→ WHAT THE EXERCISE ASKS
List every line below containing "screenshot".

Data entries

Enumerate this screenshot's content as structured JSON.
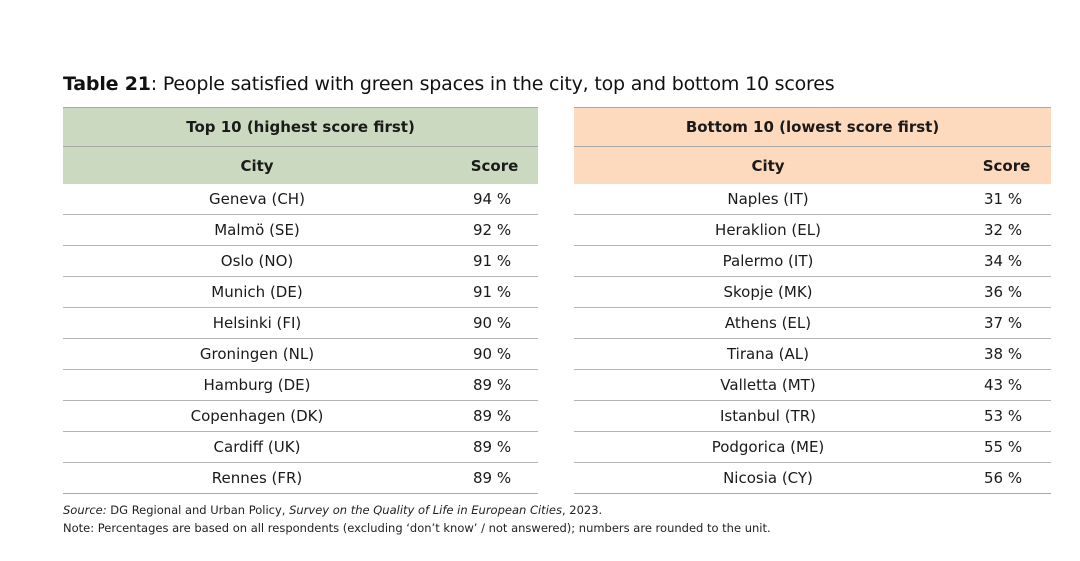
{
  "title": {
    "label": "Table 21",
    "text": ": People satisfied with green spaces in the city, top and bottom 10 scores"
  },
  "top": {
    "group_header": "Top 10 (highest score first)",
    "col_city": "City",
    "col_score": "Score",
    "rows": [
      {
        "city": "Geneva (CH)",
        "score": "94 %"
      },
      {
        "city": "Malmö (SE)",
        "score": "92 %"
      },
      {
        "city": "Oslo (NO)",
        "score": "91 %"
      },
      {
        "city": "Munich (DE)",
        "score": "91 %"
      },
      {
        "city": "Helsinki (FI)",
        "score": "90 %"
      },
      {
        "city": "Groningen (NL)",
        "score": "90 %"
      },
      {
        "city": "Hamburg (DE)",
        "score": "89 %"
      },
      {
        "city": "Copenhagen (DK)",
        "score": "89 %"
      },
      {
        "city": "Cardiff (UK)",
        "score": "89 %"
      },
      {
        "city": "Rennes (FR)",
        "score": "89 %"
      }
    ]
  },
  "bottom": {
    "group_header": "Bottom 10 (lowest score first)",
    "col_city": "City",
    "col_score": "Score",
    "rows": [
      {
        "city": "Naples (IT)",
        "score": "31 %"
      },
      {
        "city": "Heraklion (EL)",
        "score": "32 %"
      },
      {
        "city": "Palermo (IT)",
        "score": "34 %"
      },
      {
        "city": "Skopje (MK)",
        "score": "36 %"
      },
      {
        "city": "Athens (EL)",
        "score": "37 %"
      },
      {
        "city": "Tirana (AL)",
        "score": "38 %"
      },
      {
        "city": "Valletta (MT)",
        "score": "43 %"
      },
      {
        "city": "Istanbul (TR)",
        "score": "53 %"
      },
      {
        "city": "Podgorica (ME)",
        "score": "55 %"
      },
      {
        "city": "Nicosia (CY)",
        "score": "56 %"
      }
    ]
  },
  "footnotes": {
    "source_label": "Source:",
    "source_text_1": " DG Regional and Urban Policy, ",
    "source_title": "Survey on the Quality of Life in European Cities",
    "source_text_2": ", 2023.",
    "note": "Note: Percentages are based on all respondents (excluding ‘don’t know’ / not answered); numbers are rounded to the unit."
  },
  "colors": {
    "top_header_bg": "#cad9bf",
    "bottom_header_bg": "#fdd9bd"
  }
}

==

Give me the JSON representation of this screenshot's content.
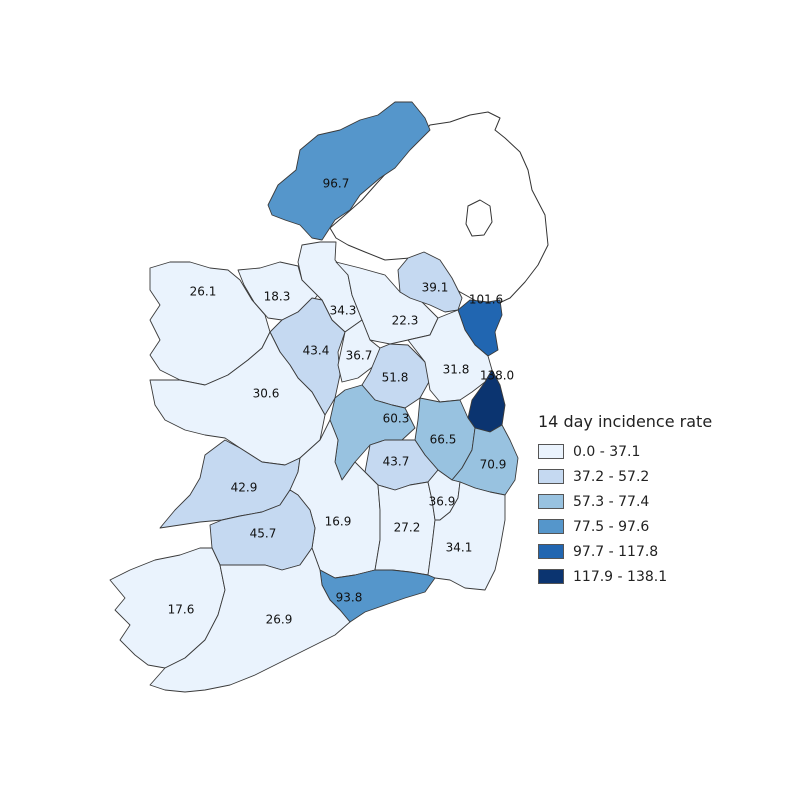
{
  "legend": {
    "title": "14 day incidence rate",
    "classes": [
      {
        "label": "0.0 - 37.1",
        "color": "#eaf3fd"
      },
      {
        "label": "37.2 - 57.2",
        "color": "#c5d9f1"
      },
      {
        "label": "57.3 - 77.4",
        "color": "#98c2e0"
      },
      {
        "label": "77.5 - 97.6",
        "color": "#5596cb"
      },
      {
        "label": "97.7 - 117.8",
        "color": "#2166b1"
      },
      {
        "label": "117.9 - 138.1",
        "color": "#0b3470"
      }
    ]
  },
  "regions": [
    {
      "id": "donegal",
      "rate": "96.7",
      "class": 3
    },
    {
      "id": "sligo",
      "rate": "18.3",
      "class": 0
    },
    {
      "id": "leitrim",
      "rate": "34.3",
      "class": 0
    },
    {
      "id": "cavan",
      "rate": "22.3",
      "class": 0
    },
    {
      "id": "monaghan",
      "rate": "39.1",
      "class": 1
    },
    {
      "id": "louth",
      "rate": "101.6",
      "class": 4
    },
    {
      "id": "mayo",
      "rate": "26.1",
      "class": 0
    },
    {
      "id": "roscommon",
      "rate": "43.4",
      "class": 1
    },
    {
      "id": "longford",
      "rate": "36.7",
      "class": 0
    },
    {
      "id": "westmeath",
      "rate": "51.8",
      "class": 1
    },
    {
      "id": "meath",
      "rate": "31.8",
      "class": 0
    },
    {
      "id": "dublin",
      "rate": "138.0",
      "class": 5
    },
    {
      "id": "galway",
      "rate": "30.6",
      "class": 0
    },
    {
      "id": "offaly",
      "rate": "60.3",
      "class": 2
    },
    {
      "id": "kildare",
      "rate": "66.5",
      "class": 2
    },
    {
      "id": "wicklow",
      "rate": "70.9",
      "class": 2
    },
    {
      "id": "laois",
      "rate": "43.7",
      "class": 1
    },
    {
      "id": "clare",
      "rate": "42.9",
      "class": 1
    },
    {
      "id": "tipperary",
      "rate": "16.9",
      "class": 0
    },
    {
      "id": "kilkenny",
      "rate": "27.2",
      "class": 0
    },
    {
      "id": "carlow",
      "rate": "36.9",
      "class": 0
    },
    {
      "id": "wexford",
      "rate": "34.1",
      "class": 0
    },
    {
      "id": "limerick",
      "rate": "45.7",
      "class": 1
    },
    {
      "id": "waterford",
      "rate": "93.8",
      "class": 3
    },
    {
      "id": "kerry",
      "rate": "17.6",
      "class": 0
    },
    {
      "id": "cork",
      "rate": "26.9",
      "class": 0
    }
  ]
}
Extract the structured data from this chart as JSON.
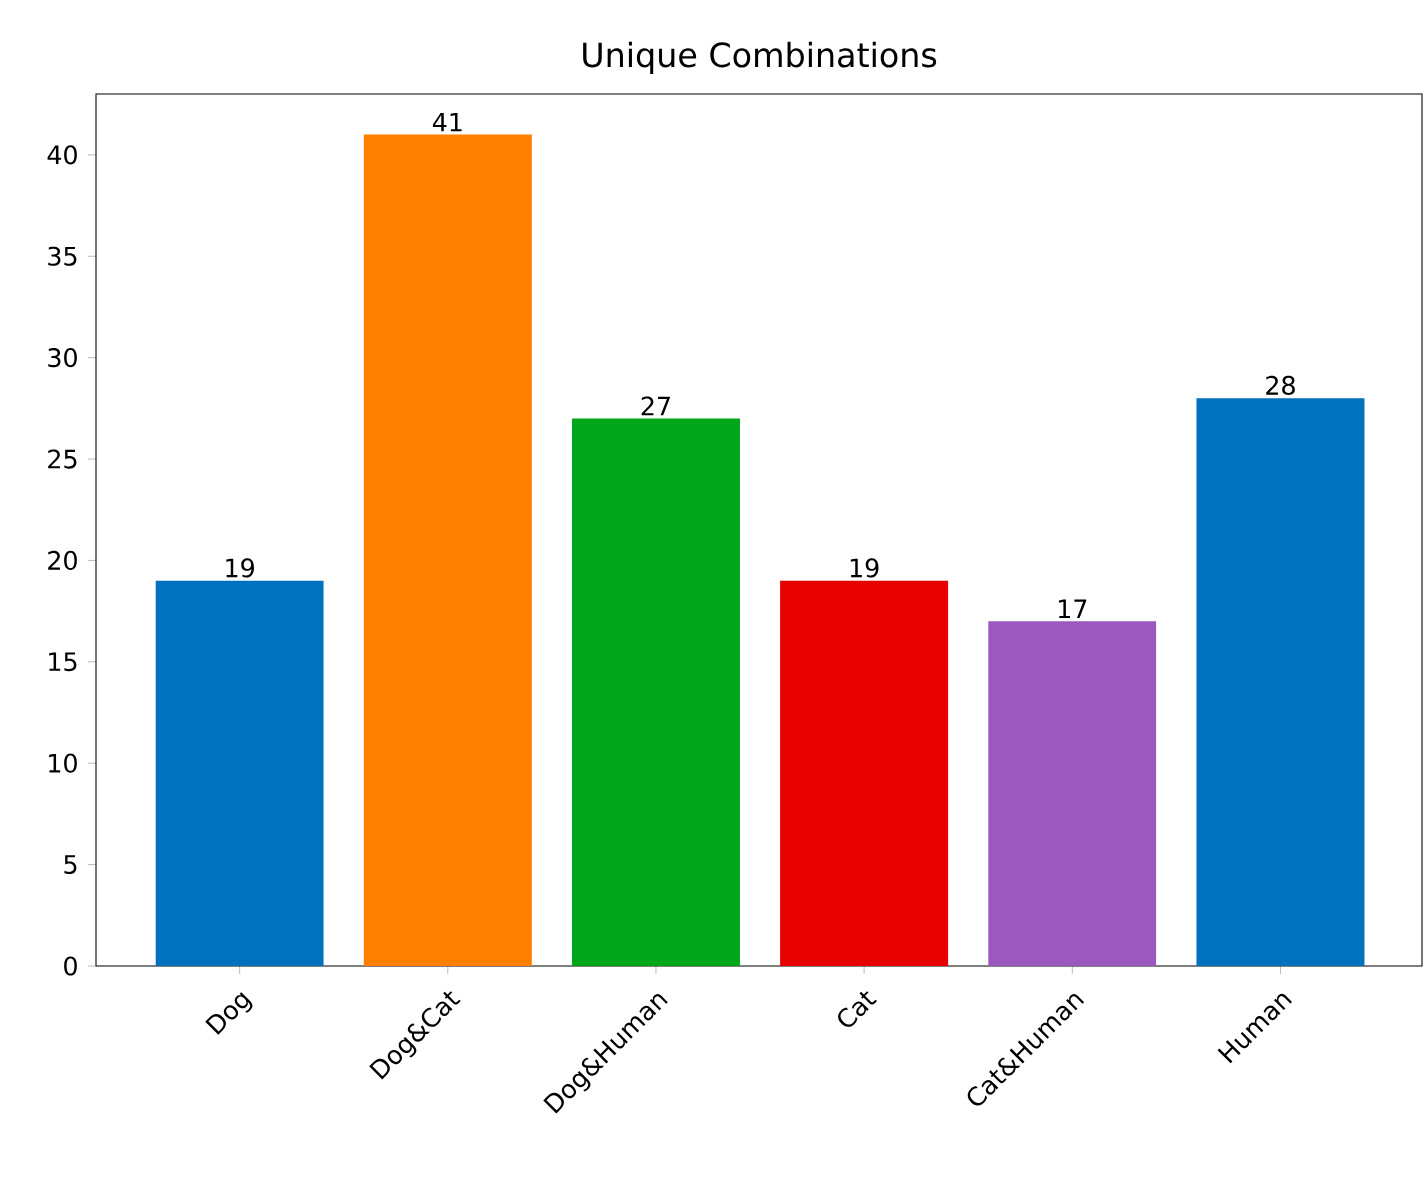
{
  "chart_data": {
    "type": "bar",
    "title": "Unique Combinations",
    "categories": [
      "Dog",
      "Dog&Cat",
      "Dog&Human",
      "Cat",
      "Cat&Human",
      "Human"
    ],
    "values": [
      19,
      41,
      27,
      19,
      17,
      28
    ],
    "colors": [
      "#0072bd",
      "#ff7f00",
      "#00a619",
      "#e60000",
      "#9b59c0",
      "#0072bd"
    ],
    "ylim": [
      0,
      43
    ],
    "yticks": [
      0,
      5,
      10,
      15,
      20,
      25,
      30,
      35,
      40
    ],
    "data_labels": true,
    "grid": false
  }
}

→ OUTPUT
Enumerate this screenshot's content as structured JSON.
Give me the JSON representation of this screenshot's content.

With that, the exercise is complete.